(Entries with figure data)
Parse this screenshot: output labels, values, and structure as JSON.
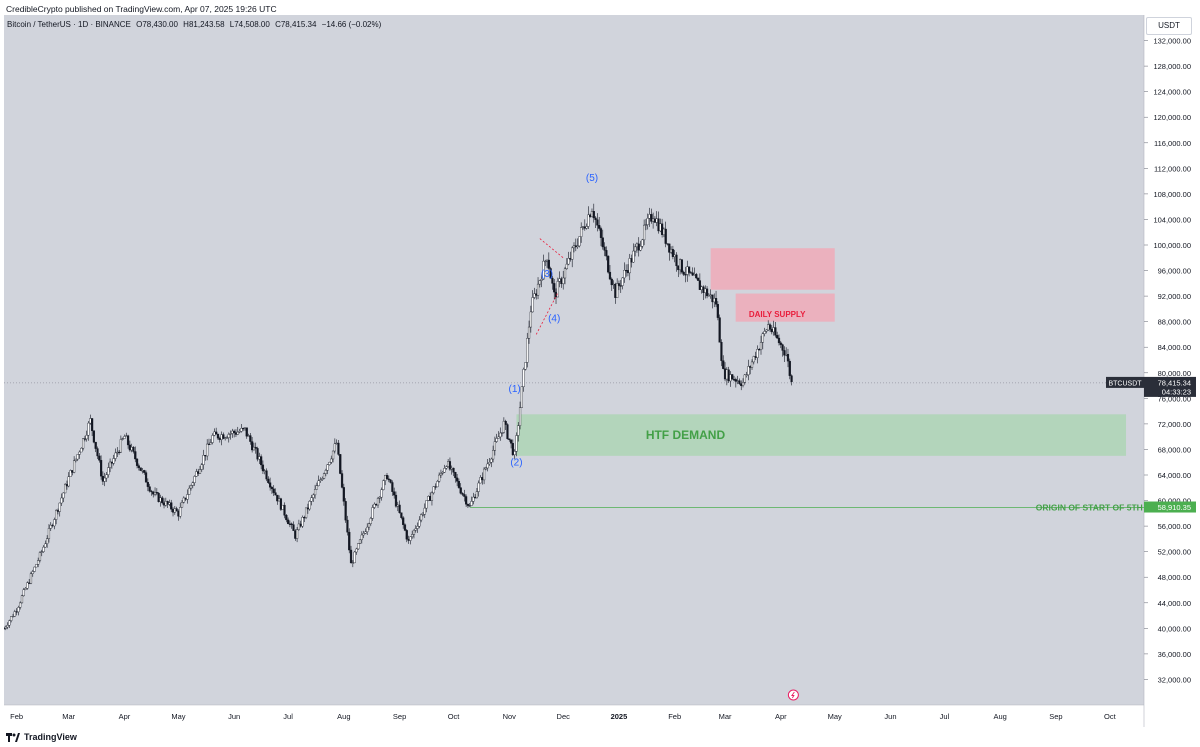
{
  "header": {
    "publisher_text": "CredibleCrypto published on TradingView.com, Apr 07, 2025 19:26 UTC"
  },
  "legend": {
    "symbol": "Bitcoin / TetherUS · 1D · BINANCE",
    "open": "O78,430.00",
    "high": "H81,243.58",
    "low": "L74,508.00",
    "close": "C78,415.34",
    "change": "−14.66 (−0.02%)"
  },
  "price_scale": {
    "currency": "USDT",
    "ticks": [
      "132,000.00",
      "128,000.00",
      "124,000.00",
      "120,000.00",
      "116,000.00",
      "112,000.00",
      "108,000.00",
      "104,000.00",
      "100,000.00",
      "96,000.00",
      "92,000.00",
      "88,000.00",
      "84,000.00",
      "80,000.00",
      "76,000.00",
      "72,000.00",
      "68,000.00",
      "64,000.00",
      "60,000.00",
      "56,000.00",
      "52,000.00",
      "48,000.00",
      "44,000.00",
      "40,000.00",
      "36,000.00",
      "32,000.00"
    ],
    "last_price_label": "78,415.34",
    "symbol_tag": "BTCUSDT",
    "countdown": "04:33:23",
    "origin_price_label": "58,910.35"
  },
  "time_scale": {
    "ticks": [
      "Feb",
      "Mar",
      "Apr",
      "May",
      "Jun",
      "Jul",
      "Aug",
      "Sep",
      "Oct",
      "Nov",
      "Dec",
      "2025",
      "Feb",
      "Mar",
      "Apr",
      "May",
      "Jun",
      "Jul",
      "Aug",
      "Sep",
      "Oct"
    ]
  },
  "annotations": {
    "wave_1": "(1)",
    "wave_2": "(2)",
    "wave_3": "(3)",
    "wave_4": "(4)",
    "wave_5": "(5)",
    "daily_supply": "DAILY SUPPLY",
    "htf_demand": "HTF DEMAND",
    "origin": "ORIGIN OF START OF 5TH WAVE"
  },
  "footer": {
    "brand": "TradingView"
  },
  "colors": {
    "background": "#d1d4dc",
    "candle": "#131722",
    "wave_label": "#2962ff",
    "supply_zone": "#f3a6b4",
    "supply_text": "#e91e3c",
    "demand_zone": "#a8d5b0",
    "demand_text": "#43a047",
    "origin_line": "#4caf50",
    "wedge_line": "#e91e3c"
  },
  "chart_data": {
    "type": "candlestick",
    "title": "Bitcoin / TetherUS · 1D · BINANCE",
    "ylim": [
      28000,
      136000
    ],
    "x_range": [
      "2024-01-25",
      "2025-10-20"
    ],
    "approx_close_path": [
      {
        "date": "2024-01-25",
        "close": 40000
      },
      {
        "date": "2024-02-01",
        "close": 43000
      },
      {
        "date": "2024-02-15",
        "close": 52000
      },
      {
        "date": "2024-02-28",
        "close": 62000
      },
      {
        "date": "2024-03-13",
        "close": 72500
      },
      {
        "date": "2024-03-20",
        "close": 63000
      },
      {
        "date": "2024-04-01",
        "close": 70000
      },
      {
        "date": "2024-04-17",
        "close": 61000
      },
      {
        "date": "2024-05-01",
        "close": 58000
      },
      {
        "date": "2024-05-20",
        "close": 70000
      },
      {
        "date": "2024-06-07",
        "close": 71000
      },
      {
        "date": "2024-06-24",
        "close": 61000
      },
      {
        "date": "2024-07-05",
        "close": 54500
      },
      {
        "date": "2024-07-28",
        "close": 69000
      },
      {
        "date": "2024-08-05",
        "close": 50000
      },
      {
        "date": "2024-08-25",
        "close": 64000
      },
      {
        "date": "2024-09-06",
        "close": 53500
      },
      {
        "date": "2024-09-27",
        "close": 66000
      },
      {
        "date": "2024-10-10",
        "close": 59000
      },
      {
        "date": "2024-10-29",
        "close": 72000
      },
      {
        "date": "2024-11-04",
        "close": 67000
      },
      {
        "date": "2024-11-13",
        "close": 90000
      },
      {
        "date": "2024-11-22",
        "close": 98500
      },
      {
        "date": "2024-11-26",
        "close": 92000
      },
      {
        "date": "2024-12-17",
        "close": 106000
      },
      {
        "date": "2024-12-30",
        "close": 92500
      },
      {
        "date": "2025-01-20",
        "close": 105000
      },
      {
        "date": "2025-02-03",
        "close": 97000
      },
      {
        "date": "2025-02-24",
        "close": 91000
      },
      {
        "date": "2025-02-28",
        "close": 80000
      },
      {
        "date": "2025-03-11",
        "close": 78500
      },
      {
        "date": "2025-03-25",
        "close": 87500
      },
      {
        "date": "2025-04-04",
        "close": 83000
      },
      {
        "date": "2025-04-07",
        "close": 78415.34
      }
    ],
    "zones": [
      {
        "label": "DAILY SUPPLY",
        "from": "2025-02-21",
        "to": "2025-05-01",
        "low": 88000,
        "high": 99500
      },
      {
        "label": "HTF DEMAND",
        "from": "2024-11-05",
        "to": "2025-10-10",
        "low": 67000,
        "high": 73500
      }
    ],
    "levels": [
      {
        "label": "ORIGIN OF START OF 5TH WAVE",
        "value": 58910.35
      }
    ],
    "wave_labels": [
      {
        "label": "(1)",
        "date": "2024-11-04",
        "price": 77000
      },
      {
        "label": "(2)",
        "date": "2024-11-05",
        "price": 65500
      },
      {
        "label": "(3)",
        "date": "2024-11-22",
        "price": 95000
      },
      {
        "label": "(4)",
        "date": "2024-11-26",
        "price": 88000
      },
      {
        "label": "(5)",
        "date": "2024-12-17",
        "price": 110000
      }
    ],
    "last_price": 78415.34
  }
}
==
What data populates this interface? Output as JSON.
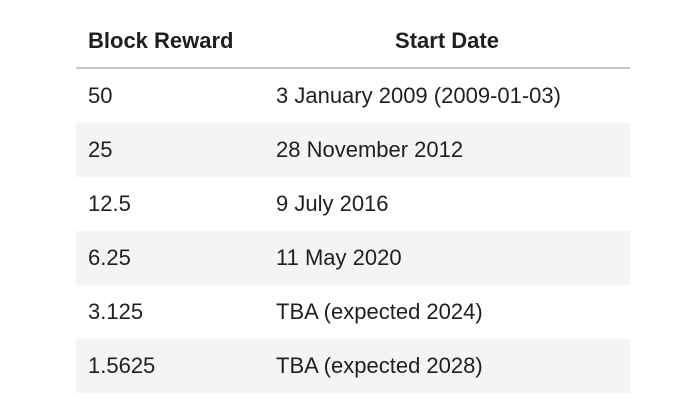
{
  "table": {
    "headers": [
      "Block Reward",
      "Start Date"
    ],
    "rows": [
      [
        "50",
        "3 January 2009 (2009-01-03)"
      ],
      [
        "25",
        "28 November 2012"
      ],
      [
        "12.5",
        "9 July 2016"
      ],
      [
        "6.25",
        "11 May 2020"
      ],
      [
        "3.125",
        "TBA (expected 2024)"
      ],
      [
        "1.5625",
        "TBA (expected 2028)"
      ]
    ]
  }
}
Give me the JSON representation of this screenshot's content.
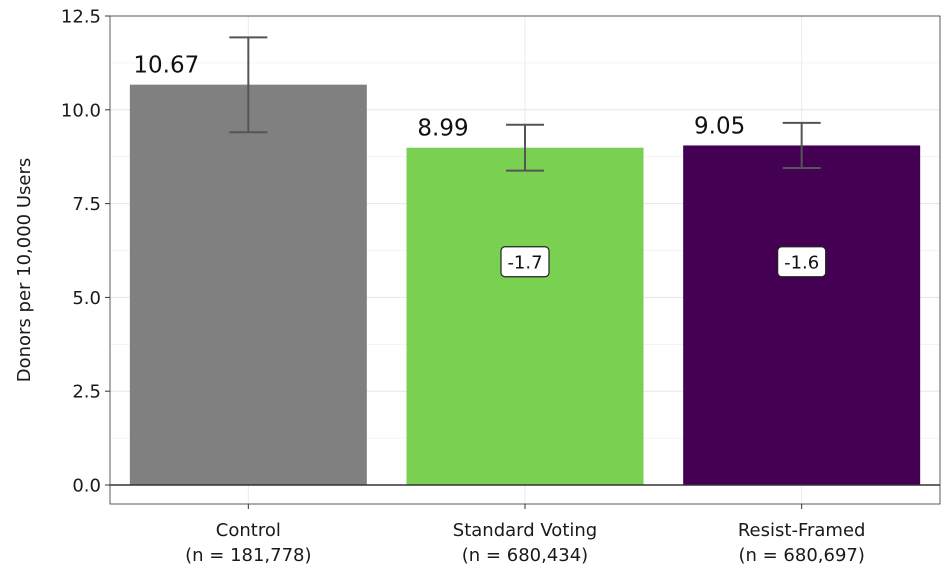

--- EXERCISE AIM ---
Reproduce the lines above starting at the one with "What data populates" and ending at the one with "Give me the", both included, exactly and with no pictures.

--- OUTPUT OF THE TASK ---
What data populates this interface? Output as JSON.
{
  "table": {
    "headers": [
      "Block Reward",
      "Start Date"
    ],
    "rows": [
      [
        "50",
        "3 January 2009 (2009-01-03)"
      ],
      [
        "25",
        "28 November 2012"
      ],
      [
        "12.5",
        "9 July 2016"
      ],
      [
        "6.25",
        "11 May 2020"
      ],
      [
        "3.125",
        "TBA (expected 2024)"
      ],
      [
        "1.5625",
        "TBA (expected 2028)"
      ]
    ]
  }
}
Give me the JSON representation of this screenshot's content.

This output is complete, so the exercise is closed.